◆ Exercise: Quote all lines below exactly. Images stay out.

◆ Data excerpts:
════
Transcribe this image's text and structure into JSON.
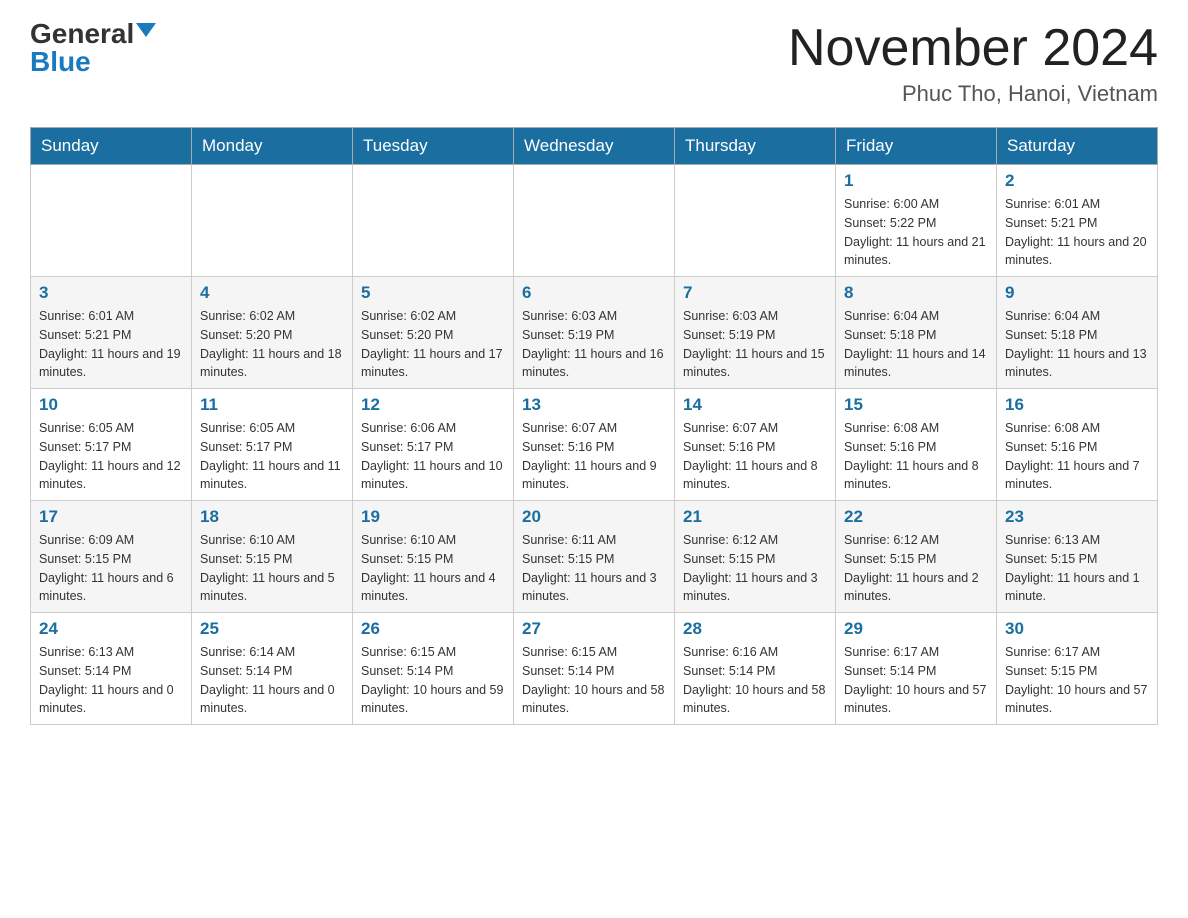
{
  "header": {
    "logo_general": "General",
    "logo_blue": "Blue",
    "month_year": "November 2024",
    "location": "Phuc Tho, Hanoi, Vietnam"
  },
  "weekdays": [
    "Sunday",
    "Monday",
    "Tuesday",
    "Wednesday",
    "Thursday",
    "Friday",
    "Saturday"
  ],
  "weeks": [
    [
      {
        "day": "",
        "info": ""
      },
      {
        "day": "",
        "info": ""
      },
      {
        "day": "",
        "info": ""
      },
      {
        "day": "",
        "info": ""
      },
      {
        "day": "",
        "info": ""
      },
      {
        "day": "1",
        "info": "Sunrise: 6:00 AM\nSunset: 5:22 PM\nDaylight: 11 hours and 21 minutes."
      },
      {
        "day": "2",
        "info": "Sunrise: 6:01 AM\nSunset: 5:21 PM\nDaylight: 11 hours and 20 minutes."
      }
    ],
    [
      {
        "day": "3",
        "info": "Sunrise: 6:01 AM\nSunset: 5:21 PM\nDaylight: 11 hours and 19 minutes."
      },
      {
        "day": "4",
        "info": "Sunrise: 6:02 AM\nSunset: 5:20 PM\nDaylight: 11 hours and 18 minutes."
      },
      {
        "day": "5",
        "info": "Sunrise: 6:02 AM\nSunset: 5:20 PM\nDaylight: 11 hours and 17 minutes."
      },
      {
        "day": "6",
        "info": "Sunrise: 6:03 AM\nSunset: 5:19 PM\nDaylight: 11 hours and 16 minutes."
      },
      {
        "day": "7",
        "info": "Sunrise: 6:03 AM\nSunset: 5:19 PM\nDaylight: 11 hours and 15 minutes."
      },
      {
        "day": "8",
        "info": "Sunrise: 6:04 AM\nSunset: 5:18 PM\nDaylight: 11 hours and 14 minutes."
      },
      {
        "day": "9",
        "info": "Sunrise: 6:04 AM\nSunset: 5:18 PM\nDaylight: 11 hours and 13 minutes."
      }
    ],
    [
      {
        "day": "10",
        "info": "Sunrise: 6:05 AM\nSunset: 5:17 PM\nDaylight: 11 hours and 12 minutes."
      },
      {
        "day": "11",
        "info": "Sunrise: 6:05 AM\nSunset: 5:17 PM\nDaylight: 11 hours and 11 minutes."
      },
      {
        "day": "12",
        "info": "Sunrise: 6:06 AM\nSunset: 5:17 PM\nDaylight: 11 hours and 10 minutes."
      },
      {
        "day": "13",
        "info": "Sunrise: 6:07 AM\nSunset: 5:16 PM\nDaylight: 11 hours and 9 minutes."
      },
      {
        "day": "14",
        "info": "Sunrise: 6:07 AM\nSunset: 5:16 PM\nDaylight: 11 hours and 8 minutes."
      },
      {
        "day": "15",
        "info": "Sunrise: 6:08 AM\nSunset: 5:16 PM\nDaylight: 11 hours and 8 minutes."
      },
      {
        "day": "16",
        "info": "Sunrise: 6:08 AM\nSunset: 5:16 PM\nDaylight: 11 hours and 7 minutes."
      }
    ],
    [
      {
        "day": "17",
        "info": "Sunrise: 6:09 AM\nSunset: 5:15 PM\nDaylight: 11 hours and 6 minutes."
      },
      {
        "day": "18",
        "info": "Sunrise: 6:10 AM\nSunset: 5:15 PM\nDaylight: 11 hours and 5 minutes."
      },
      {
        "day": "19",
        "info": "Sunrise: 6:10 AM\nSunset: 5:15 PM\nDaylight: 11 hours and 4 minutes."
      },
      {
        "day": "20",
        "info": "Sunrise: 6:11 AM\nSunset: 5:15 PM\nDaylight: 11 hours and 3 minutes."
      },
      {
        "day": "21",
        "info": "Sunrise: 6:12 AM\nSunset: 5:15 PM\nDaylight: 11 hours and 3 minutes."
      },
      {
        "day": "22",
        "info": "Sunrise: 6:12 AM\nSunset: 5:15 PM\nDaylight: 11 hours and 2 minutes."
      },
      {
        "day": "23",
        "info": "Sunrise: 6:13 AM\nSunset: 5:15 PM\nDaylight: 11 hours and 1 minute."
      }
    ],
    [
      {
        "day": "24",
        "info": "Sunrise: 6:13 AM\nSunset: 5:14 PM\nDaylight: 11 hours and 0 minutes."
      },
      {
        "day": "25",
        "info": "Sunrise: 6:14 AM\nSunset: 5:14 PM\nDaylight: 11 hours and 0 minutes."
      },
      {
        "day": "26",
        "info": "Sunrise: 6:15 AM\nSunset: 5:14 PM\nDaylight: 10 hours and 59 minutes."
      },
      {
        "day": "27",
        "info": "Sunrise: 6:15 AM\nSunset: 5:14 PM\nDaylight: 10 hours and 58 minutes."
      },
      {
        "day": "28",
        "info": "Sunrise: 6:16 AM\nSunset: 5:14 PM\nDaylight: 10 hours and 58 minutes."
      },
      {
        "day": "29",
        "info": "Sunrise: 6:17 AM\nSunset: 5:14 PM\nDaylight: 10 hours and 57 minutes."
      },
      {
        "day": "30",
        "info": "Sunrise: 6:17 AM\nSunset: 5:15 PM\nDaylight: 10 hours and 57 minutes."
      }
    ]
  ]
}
════
◆ Exercise response:
Transcribe this image's text and structure into JSON.
{
  "header": {
    "logo_general": "General",
    "logo_blue": "Blue",
    "month_year": "November 2024",
    "location": "Phuc Tho, Hanoi, Vietnam"
  },
  "weekdays": [
    "Sunday",
    "Monday",
    "Tuesday",
    "Wednesday",
    "Thursday",
    "Friday",
    "Saturday"
  ],
  "weeks": [
    [
      {
        "day": "",
        "info": ""
      },
      {
        "day": "",
        "info": ""
      },
      {
        "day": "",
        "info": ""
      },
      {
        "day": "",
        "info": ""
      },
      {
        "day": "",
        "info": ""
      },
      {
        "day": "1",
        "info": "Sunrise: 6:00 AM\nSunset: 5:22 PM\nDaylight: 11 hours and 21 minutes."
      },
      {
        "day": "2",
        "info": "Sunrise: 6:01 AM\nSunset: 5:21 PM\nDaylight: 11 hours and 20 minutes."
      }
    ],
    [
      {
        "day": "3",
        "info": "Sunrise: 6:01 AM\nSunset: 5:21 PM\nDaylight: 11 hours and 19 minutes."
      },
      {
        "day": "4",
        "info": "Sunrise: 6:02 AM\nSunset: 5:20 PM\nDaylight: 11 hours and 18 minutes."
      },
      {
        "day": "5",
        "info": "Sunrise: 6:02 AM\nSunset: 5:20 PM\nDaylight: 11 hours and 17 minutes."
      },
      {
        "day": "6",
        "info": "Sunrise: 6:03 AM\nSunset: 5:19 PM\nDaylight: 11 hours and 16 minutes."
      },
      {
        "day": "7",
        "info": "Sunrise: 6:03 AM\nSunset: 5:19 PM\nDaylight: 11 hours and 15 minutes."
      },
      {
        "day": "8",
        "info": "Sunrise: 6:04 AM\nSunset: 5:18 PM\nDaylight: 11 hours and 14 minutes."
      },
      {
        "day": "9",
        "info": "Sunrise: 6:04 AM\nSunset: 5:18 PM\nDaylight: 11 hours and 13 minutes."
      }
    ],
    [
      {
        "day": "10",
        "info": "Sunrise: 6:05 AM\nSunset: 5:17 PM\nDaylight: 11 hours and 12 minutes."
      },
      {
        "day": "11",
        "info": "Sunrise: 6:05 AM\nSunset: 5:17 PM\nDaylight: 11 hours and 11 minutes."
      },
      {
        "day": "12",
        "info": "Sunrise: 6:06 AM\nSunset: 5:17 PM\nDaylight: 11 hours and 10 minutes."
      },
      {
        "day": "13",
        "info": "Sunrise: 6:07 AM\nSunset: 5:16 PM\nDaylight: 11 hours and 9 minutes."
      },
      {
        "day": "14",
        "info": "Sunrise: 6:07 AM\nSunset: 5:16 PM\nDaylight: 11 hours and 8 minutes."
      },
      {
        "day": "15",
        "info": "Sunrise: 6:08 AM\nSunset: 5:16 PM\nDaylight: 11 hours and 8 minutes."
      },
      {
        "day": "16",
        "info": "Sunrise: 6:08 AM\nSunset: 5:16 PM\nDaylight: 11 hours and 7 minutes."
      }
    ],
    [
      {
        "day": "17",
        "info": "Sunrise: 6:09 AM\nSunset: 5:15 PM\nDaylight: 11 hours and 6 minutes."
      },
      {
        "day": "18",
        "info": "Sunrise: 6:10 AM\nSunset: 5:15 PM\nDaylight: 11 hours and 5 minutes."
      },
      {
        "day": "19",
        "info": "Sunrise: 6:10 AM\nSunset: 5:15 PM\nDaylight: 11 hours and 4 minutes."
      },
      {
        "day": "20",
        "info": "Sunrise: 6:11 AM\nSunset: 5:15 PM\nDaylight: 11 hours and 3 minutes."
      },
      {
        "day": "21",
        "info": "Sunrise: 6:12 AM\nSunset: 5:15 PM\nDaylight: 11 hours and 3 minutes."
      },
      {
        "day": "22",
        "info": "Sunrise: 6:12 AM\nSunset: 5:15 PM\nDaylight: 11 hours and 2 minutes."
      },
      {
        "day": "23",
        "info": "Sunrise: 6:13 AM\nSunset: 5:15 PM\nDaylight: 11 hours and 1 minute."
      }
    ],
    [
      {
        "day": "24",
        "info": "Sunrise: 6:13 AM\nSunset: 5:14 PM\nDaylight: 11 hours and 0 minutes."
      },
      {
        "day": "25",
        "info": "Sunrise: 6:14 AM\nSunset: 5:14 PM\nDaylight: 11 hours and 0 minutes."
      },
      {
        "day": "26",
        "info": "Sunrise: 6:15 AM\nSunset: 5:14 PM\nDaylight: 10 hours and 59 minutes."
      },
      {
        "day": "27",
        "info": "Sunrise: 6:15 AM\nSunset: 5:14 PM\nDaylight: 10 hours and 58 minutes."
      },
      {
        "day": "28",
        "info": "Sunrise: 6:16 AM\nSunset: 5:14 PM\nDaylight: 10 hours and 58 minutes."
      },
      {
        "day": "29",
        "info": "Sunrise: 6:17 AM\nSunset: 5:14 PM\nDaylight: 10 hours and 57 minutes."
      },
      {
        "day": "30",
        "info": "Sunrise: 6:17 AM\nSunset: 5:15 PM\nDaylight: 10 hours and 57 minutes."
      }
    ]
  ]
}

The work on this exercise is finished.